--- BEGIN INFORMATION SHOWN ---
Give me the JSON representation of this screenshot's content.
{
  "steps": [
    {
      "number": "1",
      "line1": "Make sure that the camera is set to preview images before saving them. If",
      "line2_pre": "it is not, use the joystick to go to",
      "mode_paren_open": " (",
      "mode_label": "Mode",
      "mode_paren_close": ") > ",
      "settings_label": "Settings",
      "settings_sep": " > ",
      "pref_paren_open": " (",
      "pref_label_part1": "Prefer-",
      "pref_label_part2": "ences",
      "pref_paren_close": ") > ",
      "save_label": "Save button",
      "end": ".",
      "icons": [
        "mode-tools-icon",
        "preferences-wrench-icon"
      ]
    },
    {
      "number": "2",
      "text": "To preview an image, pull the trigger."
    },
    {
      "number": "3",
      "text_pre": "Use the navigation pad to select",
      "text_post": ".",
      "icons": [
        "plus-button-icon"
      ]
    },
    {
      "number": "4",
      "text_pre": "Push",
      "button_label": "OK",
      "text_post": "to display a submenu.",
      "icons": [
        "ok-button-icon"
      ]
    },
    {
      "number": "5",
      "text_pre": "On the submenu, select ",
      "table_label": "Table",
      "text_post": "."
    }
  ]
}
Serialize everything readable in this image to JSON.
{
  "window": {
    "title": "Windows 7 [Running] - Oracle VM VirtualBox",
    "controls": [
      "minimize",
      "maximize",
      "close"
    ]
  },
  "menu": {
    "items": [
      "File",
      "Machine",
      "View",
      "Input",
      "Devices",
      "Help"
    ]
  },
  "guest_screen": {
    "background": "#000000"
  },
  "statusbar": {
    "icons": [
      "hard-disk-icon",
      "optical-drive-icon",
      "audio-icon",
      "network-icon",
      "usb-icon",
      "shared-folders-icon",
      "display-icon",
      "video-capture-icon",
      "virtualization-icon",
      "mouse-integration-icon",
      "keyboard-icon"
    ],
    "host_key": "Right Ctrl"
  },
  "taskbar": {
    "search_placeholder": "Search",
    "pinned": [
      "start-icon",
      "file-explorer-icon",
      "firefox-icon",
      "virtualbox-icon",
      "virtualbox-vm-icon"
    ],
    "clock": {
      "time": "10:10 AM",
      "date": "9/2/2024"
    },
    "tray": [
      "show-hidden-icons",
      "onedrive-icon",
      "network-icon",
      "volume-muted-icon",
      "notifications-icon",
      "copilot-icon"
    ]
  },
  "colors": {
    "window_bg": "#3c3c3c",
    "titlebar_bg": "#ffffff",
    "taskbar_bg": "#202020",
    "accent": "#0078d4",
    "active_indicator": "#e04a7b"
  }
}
--- END INFORMATION SHOWN ---
■ STATED EXERCISE
Copy out each line of the entries that holds "select".

■ WRITTEN SOLUTION
      "text_pre": "Use the navigation pad to select",
      "text_pre": "On the submenu, select ",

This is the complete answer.